— Data excerpts —
· · · · · · ·

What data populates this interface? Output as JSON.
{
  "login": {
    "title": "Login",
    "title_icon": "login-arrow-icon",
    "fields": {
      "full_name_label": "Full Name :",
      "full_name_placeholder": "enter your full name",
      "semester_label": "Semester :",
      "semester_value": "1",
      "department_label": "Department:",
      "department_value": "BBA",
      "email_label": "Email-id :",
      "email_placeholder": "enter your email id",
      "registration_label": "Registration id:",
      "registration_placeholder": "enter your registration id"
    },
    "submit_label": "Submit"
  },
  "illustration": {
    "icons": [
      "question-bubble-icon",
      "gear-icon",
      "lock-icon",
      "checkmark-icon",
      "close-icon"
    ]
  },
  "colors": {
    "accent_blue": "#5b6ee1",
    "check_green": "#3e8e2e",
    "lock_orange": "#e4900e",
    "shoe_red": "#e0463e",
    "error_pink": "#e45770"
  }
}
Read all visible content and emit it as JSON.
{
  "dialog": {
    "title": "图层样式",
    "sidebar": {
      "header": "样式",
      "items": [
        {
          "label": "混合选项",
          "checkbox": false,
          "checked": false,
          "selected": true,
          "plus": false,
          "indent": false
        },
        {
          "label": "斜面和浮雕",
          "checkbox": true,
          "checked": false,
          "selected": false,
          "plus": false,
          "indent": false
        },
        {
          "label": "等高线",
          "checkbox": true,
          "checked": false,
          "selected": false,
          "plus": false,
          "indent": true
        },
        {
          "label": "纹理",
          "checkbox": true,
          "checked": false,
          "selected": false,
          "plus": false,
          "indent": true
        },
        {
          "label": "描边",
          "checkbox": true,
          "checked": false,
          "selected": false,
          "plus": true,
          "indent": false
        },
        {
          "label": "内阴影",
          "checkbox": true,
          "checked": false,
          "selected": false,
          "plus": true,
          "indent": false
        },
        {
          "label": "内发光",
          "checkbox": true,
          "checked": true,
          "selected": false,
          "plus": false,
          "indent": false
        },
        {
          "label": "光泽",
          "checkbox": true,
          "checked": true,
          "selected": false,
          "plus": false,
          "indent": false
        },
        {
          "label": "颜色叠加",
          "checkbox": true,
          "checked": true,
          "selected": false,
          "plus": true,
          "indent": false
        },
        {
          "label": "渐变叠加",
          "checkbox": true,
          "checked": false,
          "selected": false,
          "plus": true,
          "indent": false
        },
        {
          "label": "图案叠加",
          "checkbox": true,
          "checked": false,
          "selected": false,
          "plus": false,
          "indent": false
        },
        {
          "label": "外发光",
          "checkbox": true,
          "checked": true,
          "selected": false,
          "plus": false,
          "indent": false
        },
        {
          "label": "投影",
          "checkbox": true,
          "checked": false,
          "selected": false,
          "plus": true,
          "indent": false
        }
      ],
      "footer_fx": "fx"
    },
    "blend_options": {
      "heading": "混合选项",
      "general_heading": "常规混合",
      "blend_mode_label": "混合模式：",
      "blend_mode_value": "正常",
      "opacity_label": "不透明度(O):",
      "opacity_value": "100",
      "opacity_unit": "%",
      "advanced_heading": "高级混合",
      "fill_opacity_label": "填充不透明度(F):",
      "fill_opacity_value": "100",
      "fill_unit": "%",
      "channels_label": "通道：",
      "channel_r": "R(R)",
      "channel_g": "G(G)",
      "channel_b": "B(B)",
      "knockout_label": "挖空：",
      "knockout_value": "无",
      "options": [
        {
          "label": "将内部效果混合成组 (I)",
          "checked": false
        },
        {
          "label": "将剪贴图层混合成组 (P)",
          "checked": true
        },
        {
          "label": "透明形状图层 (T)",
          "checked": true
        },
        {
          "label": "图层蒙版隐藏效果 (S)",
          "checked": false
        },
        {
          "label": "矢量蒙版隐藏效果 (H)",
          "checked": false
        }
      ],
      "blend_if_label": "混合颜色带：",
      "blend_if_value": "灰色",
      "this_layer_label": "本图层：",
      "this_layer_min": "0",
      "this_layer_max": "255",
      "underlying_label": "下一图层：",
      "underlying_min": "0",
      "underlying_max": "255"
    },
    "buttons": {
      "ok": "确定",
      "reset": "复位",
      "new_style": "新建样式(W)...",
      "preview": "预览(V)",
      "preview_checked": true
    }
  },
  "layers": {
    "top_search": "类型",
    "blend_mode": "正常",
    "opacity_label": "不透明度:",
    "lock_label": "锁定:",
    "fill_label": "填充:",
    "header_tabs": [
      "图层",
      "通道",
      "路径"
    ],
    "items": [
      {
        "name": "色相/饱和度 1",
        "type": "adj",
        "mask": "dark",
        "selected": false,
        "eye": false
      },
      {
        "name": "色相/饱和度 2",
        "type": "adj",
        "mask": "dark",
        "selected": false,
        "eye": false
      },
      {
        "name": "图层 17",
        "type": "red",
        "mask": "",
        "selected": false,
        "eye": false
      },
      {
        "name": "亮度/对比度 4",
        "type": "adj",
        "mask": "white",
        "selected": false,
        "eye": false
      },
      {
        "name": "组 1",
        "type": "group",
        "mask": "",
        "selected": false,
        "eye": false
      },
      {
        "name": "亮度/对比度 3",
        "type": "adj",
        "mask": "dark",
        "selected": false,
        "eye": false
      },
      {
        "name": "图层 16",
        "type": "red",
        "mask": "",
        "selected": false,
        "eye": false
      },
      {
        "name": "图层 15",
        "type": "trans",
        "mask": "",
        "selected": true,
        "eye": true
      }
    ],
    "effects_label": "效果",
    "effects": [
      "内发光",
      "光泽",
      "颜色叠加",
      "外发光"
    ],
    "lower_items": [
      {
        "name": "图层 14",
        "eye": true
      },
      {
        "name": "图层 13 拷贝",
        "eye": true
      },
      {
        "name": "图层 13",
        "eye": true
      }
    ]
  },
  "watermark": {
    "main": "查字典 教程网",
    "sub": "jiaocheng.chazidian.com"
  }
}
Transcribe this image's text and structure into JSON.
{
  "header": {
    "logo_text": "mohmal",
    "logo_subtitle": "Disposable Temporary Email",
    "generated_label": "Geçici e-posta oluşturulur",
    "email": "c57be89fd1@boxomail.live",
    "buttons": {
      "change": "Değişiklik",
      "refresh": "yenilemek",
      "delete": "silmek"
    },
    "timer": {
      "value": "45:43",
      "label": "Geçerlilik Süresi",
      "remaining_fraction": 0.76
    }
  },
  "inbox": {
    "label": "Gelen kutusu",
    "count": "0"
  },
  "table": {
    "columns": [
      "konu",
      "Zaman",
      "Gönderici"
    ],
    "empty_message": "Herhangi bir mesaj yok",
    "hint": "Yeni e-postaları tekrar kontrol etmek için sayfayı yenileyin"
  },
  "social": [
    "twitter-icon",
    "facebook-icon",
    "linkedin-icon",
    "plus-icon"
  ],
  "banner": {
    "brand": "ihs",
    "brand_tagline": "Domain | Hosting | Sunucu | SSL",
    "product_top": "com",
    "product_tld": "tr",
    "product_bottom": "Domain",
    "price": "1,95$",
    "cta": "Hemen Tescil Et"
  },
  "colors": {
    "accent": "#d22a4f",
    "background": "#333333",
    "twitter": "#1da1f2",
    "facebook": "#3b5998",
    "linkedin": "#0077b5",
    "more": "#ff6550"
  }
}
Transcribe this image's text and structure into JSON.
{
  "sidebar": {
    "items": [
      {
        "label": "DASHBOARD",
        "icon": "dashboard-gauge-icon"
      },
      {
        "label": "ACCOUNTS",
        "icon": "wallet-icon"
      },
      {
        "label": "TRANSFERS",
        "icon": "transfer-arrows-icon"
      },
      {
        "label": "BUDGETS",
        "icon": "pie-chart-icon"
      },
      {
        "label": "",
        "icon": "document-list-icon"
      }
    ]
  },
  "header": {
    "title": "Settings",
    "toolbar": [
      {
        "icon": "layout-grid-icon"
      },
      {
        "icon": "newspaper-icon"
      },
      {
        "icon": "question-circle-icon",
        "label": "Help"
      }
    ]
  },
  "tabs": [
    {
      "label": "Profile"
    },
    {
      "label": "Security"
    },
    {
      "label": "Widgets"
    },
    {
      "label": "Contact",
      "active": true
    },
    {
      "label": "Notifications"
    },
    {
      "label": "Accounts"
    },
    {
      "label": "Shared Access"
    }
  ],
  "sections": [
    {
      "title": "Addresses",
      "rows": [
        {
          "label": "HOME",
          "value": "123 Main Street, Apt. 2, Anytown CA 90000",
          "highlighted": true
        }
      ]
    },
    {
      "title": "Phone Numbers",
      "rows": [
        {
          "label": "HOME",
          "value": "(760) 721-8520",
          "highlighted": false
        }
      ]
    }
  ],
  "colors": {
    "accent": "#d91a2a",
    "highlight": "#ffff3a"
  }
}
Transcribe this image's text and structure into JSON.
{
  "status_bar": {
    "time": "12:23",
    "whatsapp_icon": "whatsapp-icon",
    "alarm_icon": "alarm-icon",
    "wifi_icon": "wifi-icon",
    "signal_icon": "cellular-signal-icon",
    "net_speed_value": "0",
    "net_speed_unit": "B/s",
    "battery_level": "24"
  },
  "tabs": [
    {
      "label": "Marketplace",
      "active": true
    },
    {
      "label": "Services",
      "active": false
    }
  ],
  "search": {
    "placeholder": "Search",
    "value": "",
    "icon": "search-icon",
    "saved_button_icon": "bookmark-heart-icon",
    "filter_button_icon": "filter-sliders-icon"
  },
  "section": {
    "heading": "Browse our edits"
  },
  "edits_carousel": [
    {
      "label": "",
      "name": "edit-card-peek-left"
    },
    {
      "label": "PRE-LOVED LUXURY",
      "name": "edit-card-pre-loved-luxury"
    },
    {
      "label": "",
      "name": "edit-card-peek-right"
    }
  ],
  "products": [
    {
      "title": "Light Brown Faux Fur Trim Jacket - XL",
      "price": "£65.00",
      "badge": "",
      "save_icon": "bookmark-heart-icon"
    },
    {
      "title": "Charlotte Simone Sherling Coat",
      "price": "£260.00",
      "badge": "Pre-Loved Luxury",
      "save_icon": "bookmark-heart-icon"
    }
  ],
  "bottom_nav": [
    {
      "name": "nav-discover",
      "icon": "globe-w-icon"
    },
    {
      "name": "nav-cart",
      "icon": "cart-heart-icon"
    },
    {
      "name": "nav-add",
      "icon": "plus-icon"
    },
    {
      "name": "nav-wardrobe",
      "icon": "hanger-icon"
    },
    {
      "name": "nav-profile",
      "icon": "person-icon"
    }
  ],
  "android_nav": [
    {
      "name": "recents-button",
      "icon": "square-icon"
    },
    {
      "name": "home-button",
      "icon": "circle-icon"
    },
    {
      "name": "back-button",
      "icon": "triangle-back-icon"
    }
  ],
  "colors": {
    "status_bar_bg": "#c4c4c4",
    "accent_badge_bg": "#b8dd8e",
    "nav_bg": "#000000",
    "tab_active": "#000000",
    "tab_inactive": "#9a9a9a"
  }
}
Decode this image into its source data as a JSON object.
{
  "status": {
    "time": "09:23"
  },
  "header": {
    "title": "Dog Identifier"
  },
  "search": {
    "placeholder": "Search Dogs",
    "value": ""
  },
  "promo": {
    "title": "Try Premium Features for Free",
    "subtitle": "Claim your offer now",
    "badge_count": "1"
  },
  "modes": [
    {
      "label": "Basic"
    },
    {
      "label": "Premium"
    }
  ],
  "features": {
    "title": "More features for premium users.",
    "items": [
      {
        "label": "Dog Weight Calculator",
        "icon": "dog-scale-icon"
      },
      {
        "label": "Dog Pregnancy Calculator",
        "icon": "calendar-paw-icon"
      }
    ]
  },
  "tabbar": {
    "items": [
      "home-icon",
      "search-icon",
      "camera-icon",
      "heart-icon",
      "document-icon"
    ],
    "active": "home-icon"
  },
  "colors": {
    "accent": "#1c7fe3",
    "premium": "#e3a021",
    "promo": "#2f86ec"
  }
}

· · · · · · ·

— Work to complete —
Return each line that includes "question".

— Written answer —
      "question-bubble-icon",
        "icon": "question-circle-icon",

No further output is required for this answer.